┏━━
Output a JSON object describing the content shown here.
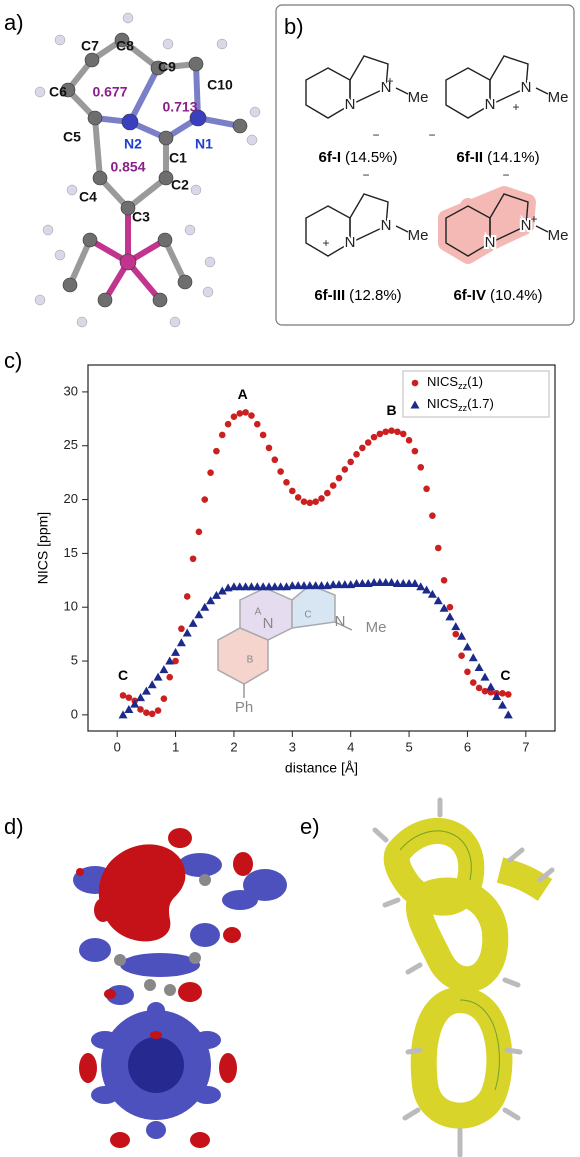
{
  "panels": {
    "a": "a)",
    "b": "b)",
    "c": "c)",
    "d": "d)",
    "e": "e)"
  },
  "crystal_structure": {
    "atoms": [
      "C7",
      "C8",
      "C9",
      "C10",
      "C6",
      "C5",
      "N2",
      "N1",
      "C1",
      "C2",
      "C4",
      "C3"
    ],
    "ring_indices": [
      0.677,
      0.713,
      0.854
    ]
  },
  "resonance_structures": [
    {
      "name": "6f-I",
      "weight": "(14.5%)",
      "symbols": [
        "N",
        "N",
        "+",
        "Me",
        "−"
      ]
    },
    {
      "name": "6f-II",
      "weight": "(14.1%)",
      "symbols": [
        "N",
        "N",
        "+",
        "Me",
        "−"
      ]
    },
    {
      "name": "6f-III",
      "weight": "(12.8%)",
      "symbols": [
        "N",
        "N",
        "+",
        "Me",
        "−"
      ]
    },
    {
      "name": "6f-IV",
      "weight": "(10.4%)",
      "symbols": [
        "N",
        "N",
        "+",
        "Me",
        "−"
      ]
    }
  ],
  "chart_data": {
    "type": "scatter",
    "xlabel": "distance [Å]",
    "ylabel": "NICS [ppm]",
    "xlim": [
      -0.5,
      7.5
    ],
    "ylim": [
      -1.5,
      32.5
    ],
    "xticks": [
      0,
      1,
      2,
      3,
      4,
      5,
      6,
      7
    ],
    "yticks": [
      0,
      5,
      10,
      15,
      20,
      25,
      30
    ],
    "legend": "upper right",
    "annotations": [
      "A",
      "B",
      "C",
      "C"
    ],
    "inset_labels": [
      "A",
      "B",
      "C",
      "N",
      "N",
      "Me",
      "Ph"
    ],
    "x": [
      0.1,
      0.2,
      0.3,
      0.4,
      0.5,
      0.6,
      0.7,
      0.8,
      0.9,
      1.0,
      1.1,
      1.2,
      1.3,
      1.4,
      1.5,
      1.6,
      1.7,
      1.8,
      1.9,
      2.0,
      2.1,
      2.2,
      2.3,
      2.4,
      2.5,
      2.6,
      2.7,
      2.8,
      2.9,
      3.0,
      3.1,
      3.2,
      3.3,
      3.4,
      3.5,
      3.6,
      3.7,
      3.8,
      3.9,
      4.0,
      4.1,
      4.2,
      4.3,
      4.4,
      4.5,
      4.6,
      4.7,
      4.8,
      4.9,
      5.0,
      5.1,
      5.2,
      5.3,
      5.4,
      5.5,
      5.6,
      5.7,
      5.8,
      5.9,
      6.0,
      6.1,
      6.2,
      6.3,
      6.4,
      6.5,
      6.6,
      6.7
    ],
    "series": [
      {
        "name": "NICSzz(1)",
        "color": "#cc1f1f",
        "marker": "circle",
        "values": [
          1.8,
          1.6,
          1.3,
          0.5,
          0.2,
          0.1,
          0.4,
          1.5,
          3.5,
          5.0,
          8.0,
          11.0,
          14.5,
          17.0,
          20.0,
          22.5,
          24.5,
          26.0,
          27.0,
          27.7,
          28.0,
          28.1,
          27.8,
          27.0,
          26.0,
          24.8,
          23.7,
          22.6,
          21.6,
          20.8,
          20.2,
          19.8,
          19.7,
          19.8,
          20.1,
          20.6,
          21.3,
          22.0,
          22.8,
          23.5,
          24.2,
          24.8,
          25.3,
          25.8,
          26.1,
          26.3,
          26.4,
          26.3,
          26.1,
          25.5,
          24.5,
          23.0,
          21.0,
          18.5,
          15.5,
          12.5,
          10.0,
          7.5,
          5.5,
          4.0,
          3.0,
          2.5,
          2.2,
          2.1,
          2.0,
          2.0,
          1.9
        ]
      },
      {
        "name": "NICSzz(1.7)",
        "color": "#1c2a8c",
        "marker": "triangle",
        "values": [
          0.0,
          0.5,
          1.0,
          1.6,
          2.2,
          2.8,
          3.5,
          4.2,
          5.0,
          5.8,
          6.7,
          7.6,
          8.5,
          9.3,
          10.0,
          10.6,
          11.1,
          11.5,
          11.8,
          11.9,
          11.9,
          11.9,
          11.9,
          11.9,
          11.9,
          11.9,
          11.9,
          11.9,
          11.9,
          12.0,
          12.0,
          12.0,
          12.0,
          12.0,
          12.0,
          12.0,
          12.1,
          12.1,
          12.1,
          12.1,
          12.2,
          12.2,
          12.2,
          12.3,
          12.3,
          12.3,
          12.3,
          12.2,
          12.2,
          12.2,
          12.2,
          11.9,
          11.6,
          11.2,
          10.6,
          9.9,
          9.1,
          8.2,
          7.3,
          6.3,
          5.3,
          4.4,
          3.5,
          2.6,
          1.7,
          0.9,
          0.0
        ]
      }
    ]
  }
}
┗━━
┏━━
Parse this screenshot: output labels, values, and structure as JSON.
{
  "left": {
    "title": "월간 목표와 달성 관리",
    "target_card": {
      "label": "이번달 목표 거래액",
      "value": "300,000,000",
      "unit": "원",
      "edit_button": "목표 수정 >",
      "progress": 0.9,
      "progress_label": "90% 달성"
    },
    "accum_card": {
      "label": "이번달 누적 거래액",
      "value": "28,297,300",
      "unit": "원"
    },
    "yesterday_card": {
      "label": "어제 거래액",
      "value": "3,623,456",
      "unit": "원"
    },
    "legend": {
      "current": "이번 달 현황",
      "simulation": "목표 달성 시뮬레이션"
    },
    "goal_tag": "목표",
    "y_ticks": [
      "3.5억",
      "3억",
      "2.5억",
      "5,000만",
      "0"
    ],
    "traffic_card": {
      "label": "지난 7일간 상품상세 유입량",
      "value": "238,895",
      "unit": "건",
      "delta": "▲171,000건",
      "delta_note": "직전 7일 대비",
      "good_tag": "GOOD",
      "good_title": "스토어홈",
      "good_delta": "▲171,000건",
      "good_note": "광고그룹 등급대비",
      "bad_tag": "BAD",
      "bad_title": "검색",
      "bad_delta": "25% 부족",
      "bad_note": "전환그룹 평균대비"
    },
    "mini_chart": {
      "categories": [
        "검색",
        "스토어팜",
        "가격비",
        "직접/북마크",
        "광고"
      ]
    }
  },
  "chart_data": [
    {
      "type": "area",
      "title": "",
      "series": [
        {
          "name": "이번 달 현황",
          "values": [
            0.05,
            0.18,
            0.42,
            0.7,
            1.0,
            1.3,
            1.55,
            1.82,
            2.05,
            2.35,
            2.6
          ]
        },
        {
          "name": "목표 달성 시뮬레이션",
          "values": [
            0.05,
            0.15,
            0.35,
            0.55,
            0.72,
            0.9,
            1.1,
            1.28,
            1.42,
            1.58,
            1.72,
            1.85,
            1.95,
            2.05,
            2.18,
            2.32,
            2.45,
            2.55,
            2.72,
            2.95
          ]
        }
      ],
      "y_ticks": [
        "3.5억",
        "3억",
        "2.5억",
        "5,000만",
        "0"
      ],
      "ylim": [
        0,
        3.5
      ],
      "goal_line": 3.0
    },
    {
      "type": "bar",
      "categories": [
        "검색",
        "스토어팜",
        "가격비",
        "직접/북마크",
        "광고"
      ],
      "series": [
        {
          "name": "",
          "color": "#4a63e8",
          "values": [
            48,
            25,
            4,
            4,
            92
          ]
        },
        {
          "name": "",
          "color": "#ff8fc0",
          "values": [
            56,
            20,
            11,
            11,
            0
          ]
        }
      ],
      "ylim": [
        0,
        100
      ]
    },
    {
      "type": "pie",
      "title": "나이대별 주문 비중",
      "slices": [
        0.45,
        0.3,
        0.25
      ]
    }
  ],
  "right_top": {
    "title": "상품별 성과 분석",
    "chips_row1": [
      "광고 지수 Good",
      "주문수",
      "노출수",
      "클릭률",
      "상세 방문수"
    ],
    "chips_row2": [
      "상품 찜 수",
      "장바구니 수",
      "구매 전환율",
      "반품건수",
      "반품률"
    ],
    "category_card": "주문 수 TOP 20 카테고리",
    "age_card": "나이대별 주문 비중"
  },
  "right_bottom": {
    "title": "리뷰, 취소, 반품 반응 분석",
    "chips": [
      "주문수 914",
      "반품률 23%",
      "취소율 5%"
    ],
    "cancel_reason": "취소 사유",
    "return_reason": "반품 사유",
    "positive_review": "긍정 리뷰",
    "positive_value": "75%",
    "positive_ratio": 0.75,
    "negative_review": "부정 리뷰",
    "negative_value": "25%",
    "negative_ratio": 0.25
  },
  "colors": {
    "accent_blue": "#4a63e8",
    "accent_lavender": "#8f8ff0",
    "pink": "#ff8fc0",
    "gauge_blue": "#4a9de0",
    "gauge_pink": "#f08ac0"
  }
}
┗━━
**Exercise task:** Where does the word "시뮬레이션" appear? Return each line that holds it.

**Written answer:**
      "simulation": "목표 달성 시뮬레이션"
          "name": "목표 달성 시뮬레이션",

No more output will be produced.